PROBLEM DESCRIPTION: Each record below is to be reproduced without any change.

- - -

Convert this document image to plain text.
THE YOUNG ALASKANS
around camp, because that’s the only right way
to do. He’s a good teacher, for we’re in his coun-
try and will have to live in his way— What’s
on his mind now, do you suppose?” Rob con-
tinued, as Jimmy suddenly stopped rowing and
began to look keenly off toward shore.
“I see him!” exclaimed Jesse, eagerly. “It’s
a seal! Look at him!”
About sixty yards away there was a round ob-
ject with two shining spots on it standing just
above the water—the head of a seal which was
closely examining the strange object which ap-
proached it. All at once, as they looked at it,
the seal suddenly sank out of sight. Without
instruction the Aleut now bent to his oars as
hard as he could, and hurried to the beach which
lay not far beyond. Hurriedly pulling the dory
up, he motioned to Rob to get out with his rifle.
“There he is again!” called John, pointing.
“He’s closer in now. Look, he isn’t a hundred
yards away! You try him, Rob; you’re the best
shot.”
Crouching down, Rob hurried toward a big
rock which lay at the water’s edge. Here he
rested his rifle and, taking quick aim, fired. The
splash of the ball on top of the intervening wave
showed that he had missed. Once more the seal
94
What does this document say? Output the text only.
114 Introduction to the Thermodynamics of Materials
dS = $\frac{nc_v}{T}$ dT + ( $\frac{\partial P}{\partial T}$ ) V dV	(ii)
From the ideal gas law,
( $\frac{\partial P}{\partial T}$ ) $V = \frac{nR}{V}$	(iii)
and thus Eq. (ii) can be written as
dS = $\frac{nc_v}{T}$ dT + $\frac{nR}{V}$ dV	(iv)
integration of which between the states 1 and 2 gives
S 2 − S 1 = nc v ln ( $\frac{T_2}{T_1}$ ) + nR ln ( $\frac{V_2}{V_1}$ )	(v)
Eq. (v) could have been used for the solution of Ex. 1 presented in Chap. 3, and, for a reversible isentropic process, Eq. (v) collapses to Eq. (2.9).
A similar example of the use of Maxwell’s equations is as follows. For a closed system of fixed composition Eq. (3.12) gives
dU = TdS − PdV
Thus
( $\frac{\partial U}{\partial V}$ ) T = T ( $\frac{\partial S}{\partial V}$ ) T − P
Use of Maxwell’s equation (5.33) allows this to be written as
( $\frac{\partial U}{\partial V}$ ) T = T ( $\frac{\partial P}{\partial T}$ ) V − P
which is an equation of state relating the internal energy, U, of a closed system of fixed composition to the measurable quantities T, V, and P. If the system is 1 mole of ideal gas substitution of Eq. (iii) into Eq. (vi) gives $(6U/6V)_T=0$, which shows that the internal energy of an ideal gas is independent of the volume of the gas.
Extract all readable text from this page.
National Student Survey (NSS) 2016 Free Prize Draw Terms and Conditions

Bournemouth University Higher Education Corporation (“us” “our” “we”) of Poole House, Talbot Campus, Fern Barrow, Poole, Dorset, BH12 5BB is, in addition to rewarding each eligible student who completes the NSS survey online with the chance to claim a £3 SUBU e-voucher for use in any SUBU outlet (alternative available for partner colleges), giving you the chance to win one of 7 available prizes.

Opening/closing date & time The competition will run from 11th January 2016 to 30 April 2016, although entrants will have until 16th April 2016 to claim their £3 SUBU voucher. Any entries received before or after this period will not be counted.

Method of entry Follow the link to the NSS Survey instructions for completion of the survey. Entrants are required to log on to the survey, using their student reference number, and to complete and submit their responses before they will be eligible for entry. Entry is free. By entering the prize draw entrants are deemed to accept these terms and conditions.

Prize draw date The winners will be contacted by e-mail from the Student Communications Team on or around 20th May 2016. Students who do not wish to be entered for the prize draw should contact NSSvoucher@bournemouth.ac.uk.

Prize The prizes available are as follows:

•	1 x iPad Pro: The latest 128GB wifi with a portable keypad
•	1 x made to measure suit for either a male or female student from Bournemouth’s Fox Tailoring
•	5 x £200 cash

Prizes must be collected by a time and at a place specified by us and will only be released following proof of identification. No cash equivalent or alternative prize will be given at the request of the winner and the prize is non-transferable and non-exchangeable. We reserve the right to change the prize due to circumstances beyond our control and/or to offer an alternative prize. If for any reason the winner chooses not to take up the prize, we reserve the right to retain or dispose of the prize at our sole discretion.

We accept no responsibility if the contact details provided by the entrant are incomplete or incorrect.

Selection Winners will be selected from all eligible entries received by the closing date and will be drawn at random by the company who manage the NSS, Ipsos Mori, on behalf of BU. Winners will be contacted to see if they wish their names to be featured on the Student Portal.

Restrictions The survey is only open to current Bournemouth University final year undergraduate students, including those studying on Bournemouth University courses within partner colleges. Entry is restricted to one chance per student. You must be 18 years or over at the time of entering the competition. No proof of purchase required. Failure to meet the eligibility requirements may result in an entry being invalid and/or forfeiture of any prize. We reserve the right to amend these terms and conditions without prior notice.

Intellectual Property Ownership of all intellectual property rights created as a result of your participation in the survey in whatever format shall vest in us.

- - -

THE ANSWER:
Convert this document image to plain text.
THE YOUNG ALASKANS
around camp, because that’s the only right way
to do. He’s a good teacher, for we’re in his coun-
try and will have to live in his way— What’s
on his mind now, do you suppose?” Rob con-
tinued, as Jimmy suddenly stopped rowing and
began to look keenly off toward shore.
“I see him!” exclaimed Jesse, eagerly. “It’s
a seal! Look at him!”
About sixty yards away there was a round ob-
ject with two shining spots on it standing just
above the water—the head of a seal which was
closely examining the strange object which ap-
proached it. All at once, as they looked at it,
the seal suddenly sank out of sight. Without
instruction the Aleut now bent to his oars as
hard as he could, and hurried to the beach which
lay not far beyond. Hurriedly pulling the dory
up, he motioned to Rob to get out with his rifle.
“There he is again!” called John, pointing.
“He’s closer in now. Look, he isn’t a hundred
yards away! You try him, Rob; you’re the best
shot.”
Crouching down, Rob hurried toward a big
rock which lay at the water’s edge. Here he
rested his rifle and, taking quick aim, fired. The
splash of the ball on top of the intervening wave
showed that he had missed. Once more the seal
94
What does this document say? Output the text only.
114 Introduction to the Thermodynamics of Materials
dS = $\frac{nc_v}{T}$ dT + ( $\frac{\partial P}{\partial T}$ ) V dV	(ii)
From the ideal gas law,
( $\frac{\partial P}{\partial T}$ ) $V = \frac{nR}{V}$	(iii)
and thus Eq. (ii) can be written as
dS = $\frac{nc_v}{T}$ dT + $\frac{nR}{V}$ dV	(iv)
integration of which between the states 1 and 2 gives
S 2 − S 1 = nc v ln ( $\frac{T_2}{T_1}$ ) + nR ln ( $\frac{V_2}{V_1}$ )	(v)
Eq. (v) could have been used for the solution of Ex. 1 presented in Chap. 3, and, for a reversible isentropic process, Eq. (v) collapses to Eq. (2.9).
A similar example of the use of Maxwell’s equations is as follows. For a closed system of fixed composition Eq. (3.12) gives
dU = TdS − PdV
Thus
( $\frac{\partial U}{\partial V}$ ) T = T ( $\frac{\partial S}{\partial V}$ ) T − P
Use of Maxwell’s equation (5.33) allows this to be written as
( $\frac{\partial U}{\partial V}$ ) T = T ( $\frac{\partial P}{\partial T}$ ) V − P
which is an equation of state relating the internal energy, U, of a closed system of fixed composition to the measurable quantities T, V, and P. If the system is 1 mole of ideal gas substitution of Eq. (iii) into Eq. (vi) gives $(6U/6V)_T=0$, which shows that the internal energy of an ideal gas is independent of the volume of the gas.
Extract all readable text from this page.
National Student Survey (NSS) 2016 Free Prize Draw Terms and Conditions

Bournemouth University Higher Education Corporation (“us” “our” “we”) of Poole House, Talbot Campus, Fern Barrow, Poole, Dorset, BH12 5BB is, in addition to rewarding each eligible student who completes the NSS survey online with the chance to claim a £3 SUBU e-voucher for use in any SUBU outlet (alternative available for partner colleges), giving you the chance to win one of 7 available prizes.

Opening/closing date & time The competition will run from 11th January 2016 to 30 April 2016, although entrants will have until 16th April 2016 to claim their £3 SUBU voucher. Any entries received before or after this period will not be counted.

Method of entry Follow the link to the NSS Survey instructions for completion of the survey. Entrants are required to log on to the survey, using their student reference number, and to complete and submit their responses before they will be eligible for entry. Entry is free. By entering the prize draw entrants are deemed to accept these terms and conditions.

Prize draw date The winners will be contacted by e-mail from the Student Communications Team on or around 20th May 2016. Students who do not wish to be entered for the prize draw should contact NSSvoucher@bournemouth.ac.uk.

Prize The prizes available are as follows:

•	1 x iPad Pro: The latest 128GB wifi with a portable keypad
•	1 x made to measure suit for either a male or female student from Bournemouth’s Fox Tailoring
•	5 x £200 cash

Prizes must be collected by a time and at a place specified by us and will only be released following proof of identification. No cash equivalent or alternative prize will be given at the request of the winner and the prize is non-transferable and non-exchangeable. We reserve the right to change the prize due to circumstances beyond our control and/or to offer an alternative prize. If for any reason the winner chooses not to take up the prize, we reserve the right to retain or dispose of the prize at our sole discretion.

We accept no responsibility if the contact details provided by the entrant are incomplete or incorrect.

Selection Winners will be selected from all eligible entries received by the closing date and will be drawn at random by the company who manage the NSS, Ipsos Mori, on behalf of BU. Winners will be contacted to see if they wish their names to be featured on the Student Portal.

Restrictions The survey is only open to current Bournemouth University final year undergraduate students, including those studying on Bournemouth University courses within partner colleges. Entry is restricted to one chance per student. You must be 18 years or over at the time of entering the competition. No proof of purchase required. Failure to meet the eligibility requirements may result in an entry being invalid and/or forfeiture of any prize. We reserve the right to amend these terms and conditions without prior notice.

Intellectual Property Ownership of all intellectual property rights created as a result of your participation in the survey in whatever format shall vest in us.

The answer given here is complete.